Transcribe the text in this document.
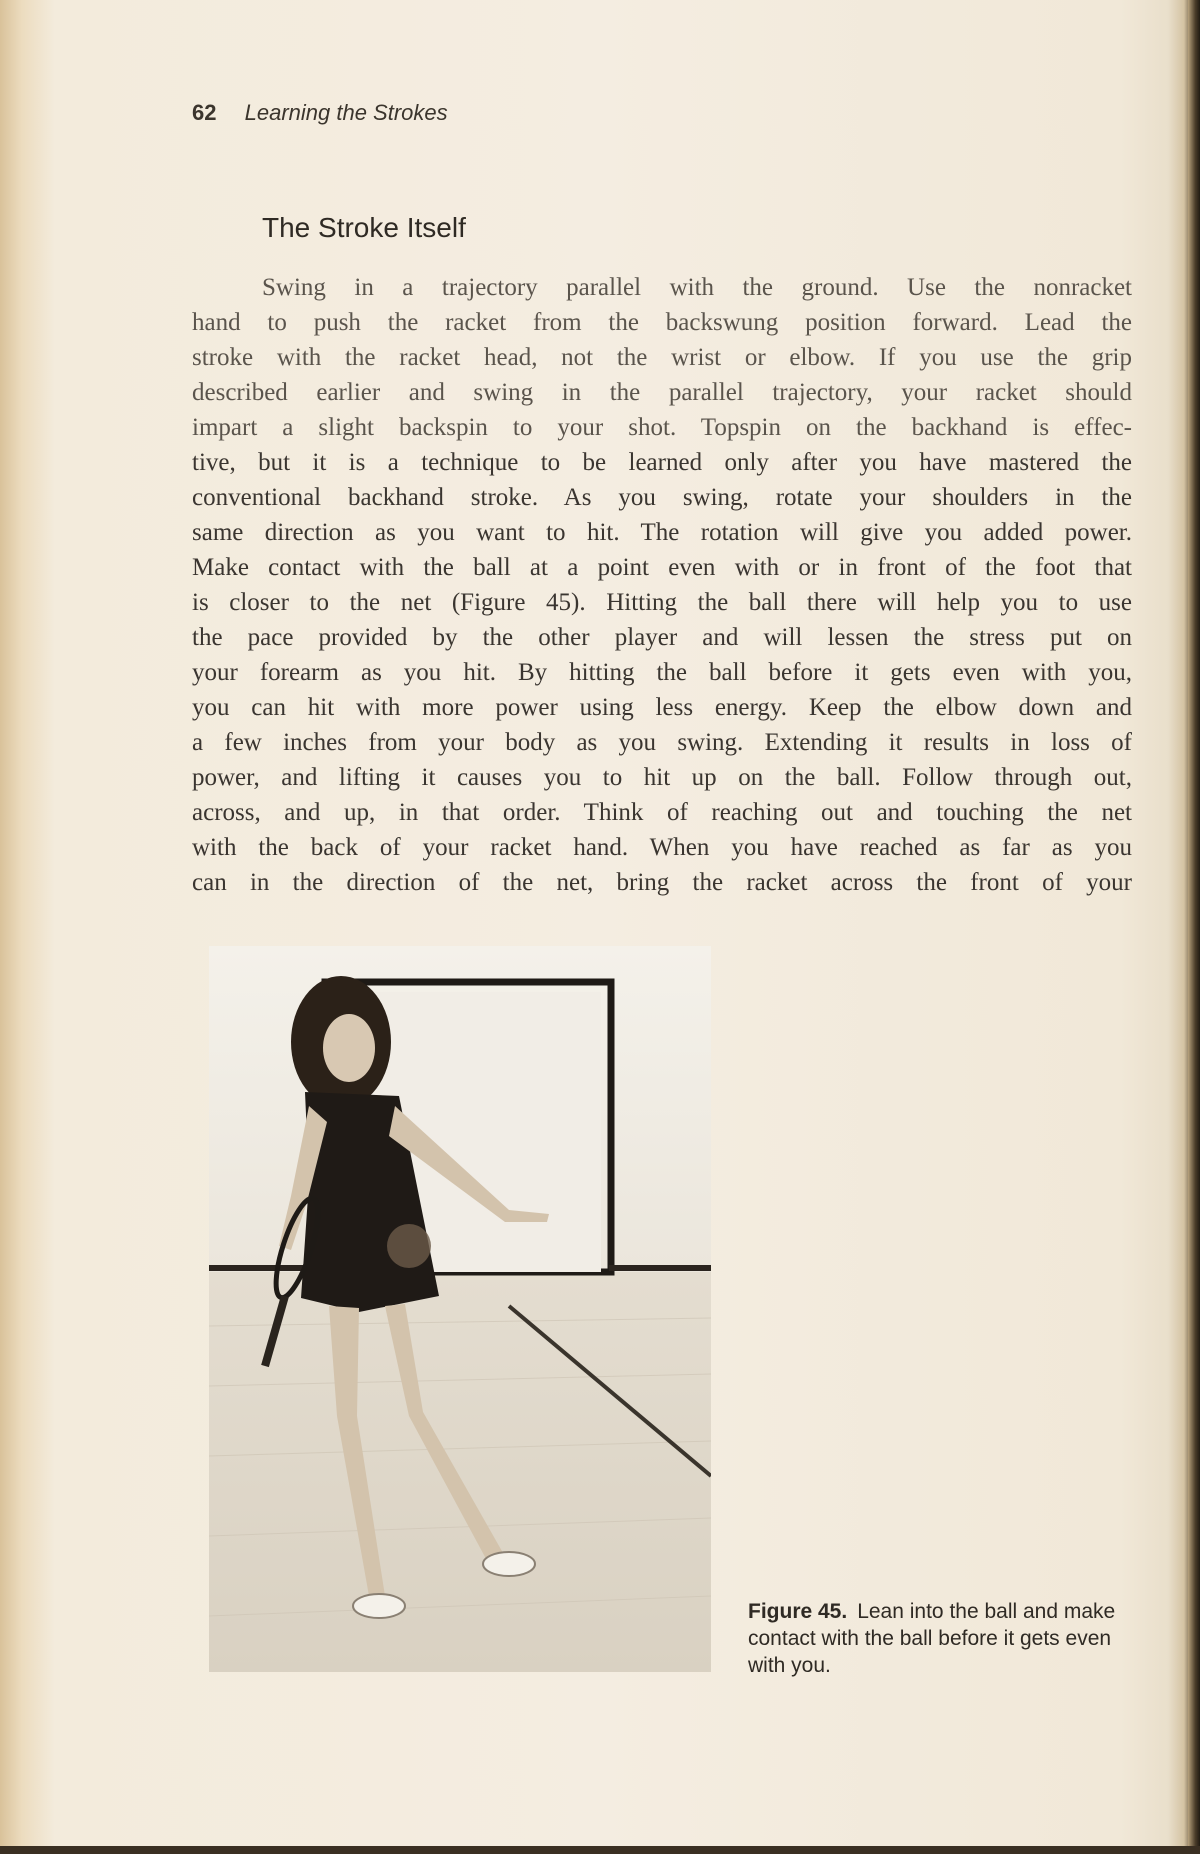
62 Learning the Strokes
The Stroke Itself
Swing in a trajectory parallel with the ground. Use the nonracket
hand to push the racket from the backswung position forward. Lead the
stroke with the racket head, not the wrist or elbow. If you use the grip
described earlier and swing in the parallel trajectory, your racket should
impart a slight backspin to your shot. Topspin on the backhand is effec-
tive, but it is a technique to be learned only after you have mastered the
conventional backhand stroke. As you swing, rotate your shoulders in the
same direction as you want to hit. The rotation will give you added power.
Make contact with the ball at a point even with or in front of the foot that
is closer to the net (Figure 45). Hitting the ball there will help you to use
the pace provided by the other player and will lessen the stress put on
your forearm as you hit. By hitting the ball before it gets even with you,
you can hit with more power using less energy. Keep the elbow down and
a few inches from your body as you swing. Extending it results in loss of
power, and lifting it causes you to hit up on the ball. Follow through out,
across, and up, in that order. Think of reaching out and touching the net
with the back of your racket hand. When you have reached as far as you
can in the direction of the net, bring the racket across the front of your
Figure 45. Lean into the ball and make contact with the ball before it gets even with you.
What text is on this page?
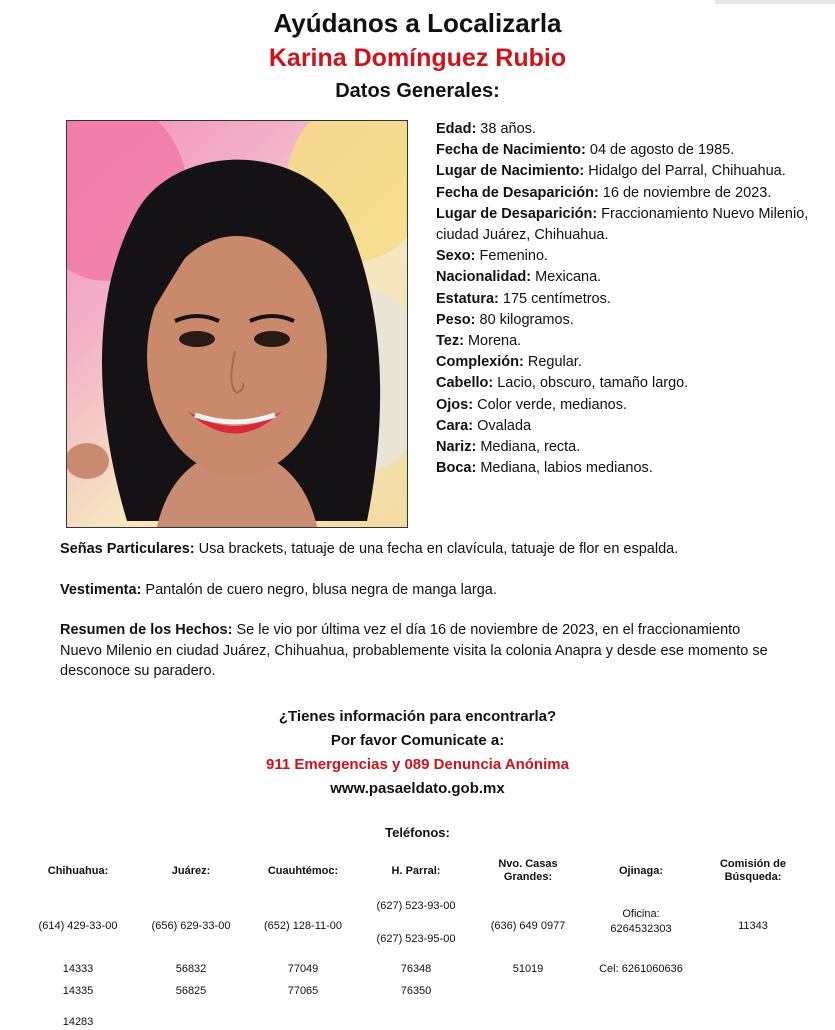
Ayúdanos a Localizarla
Karina Domínguez Rubio
Datos Generales:
Edad: 38 años.
Fecha de Nacimiento: 04 de agosto de 1985.
Lugar de Nacimiento: Hidalgo del Parral, Chihuahua.
Fecha de Desaparición: 16 de noviembre de 2023.
Lugar de Desaparición: Fraccionamiento Nuevo Milenio, ciudad Juárez, Chihuahua.
Sexo: Femenino.
Nacionalidad: Mexicana.
Estatura: 175 centímetros.
Peso: 80 kilogramos.
Tez: Morena.
Complexión: Regular.
Cabello: Lacio, obscuro, tamaño largo.
Ojos: Color verde, medianos.
Cara: Ovalada
Nariz: Mediana, recta.
Boca: Mediana, labios medianos.
Señas Particulares: Usa brackets, tatuaje de una fecha en clavícula, tatuaje de flor en espalda.
Vestimenta: Pantalón de cuero negro, blusa negra de manga larga.
Resumen de los Hechos: Se le vio por última vez el día 16 de noviembre de 2023, en el fraccionamiento Nuevo Milenio en ciudad Juárez, Chihuahua, probablemente visita la colonia Anapra y desde ese momento se desconoce su paradero.
¿Tienes información para encontrarla?
Por favor Comunicate a:
911 Emergencias y 089 Denuncia Anónima
www.pasaeldato.gob.mx
Teléfonos:
Chihuahua:
(614) 429-33-00
14333
14335
14283
Juárez:
(656) 629-33-00
56832
56825
Cuauhtémoc:
(652) 128-11-00
77049
77065
H. Parral:
(627) 523-93-00
(627) 523-95-00
76348
76350
Nvo. Casas Grandes:
(636) 649 0977
51019
Ojinaga:
Oficina:
6264532303
Cel: 6261060636
Comisión de Búsqueda:
11343
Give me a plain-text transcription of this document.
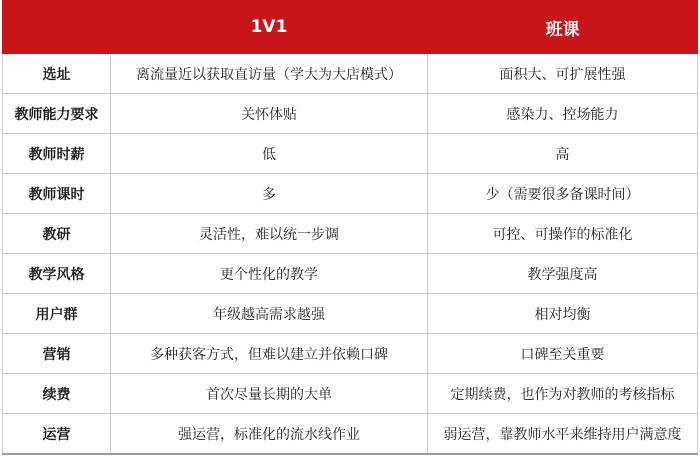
	1V1	班课
选址	离流量近以获取直访量（学大为大店模式）	面积大、可扩展性强
教师能力要求	关怀体贴	感染力、控场能力
教师时薪	低	高
教师课时	多	少（需要很多备课时间）
教研	灵活性，难以统一步调	可控、可操作的标准化
教学风格	更个性化的教学	教学强度高
用户群	年级越高需求越强	相对均衡
营销	多种获客方式，但难以建立并依赖口碑	口碑至关重要
续费	首次尽量长期的大单	定期续费，也作为对教师的考核指标
运营	强运营，标准化的流水线作业	弱运营，靠教师水平来维持用户满意度
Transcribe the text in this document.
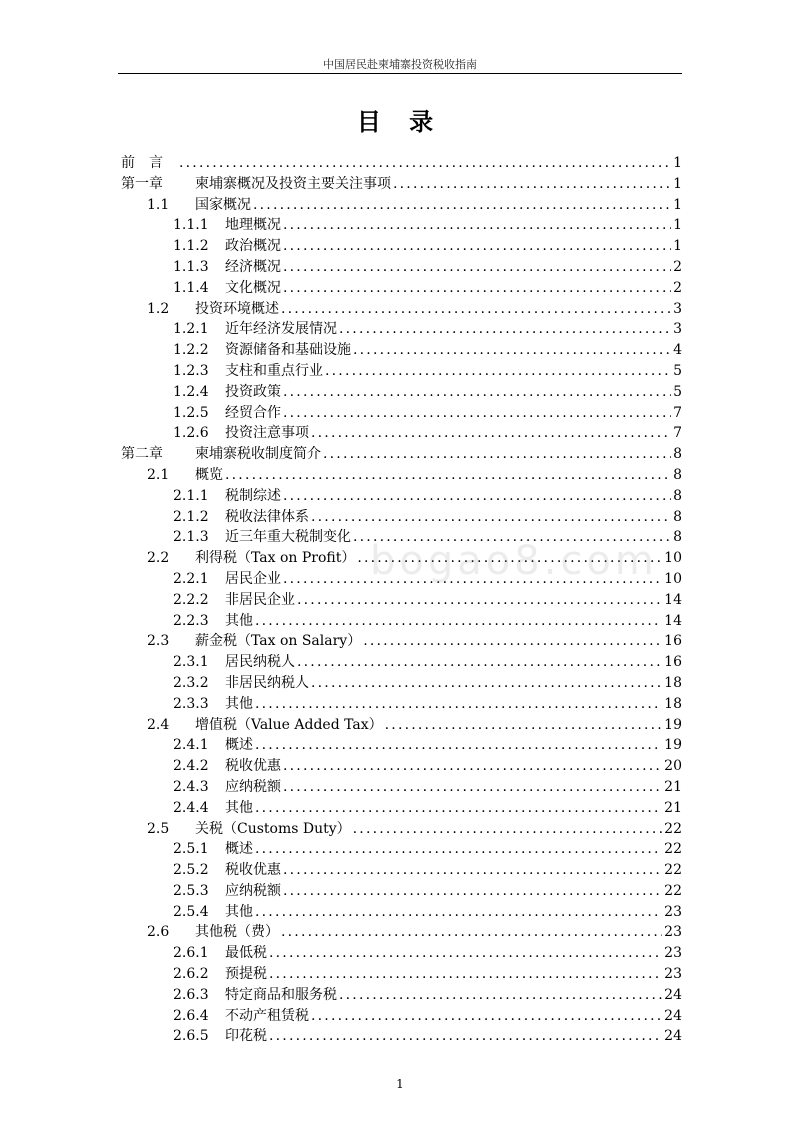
中国居民赴柬埔寨投资税收指南
目 录
前　言 .....	1
第一章	柬埔寨概况及投资主要关注事项 .....	1
1.1	国家概况 .....	1
1.1.1	地理概况 .....	1
1.1.2	政治概况 .....	1
1.1.3	经济概况 .....	2
1.1.4	文化概况 .....	2
1.2	投资环境概述 .....	3
1.2.1	近年经济发展情况 .....	3
1.2.2	资源储备和基础设施 .....	4
1.2.3	支柱和重点行业 .....	5
1.2.4	投资政策 .....	5
1.2.5	经贸合作 .....	7
1.2.6	投资注意事项 .....	7
第二章	柬埔寨税收制度简介 .....	8
2.1	概览 .....	8
2.1.1	税制综述 .....	8
2.1.2	税收法律体系 .....	8
2.1.3	近三年重大税制变化 .....	8
2.2	利得税（Tax on Profit） .....	10
2.2.1	居民企业 .....	10
2.2.2	非居民企业 .....	14
2.2.3	其他 .....	14
2.3	薪金税（Tax on Salary） .....	16
2.3.1	居民纳税人 .....	16
2.3.2	非居民纳税人 .....	18
2.3.3	其他 .....	18
2.4	增值税（Value Added Tax） .....	19
2.4.1	概述 .....	19
2.4.2	税收优惠 .....	20
2.4.3	应纳税额 .....	21
2.4.4	其他 .....	21
2.5	关税（Customs Duty） .....	22
2.5.1	概述 .....	22
2.5.2	税收优惠 .....	22
2.5.3	应纳税额 .....	22
2.5.4	其他 .....	23
2.6	其他税（费） .....	23
2.6.1	最低税 .....	23
2.6.2	预提税 .....	23
2.6.3	特定商品和服务税 .....	24
2.6.4	不动产租赁税 .....	24
2.6.5	印花税 .....	24
bogao8.com
1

## INSTRUCTION
Each line in the listing above that contains "trajectory" should be copied.

## THE RESPONSE
Swing in a trajectory parallel with the ground. Use the nonracket
described earlier and swing in the parallel trajectory, your racket should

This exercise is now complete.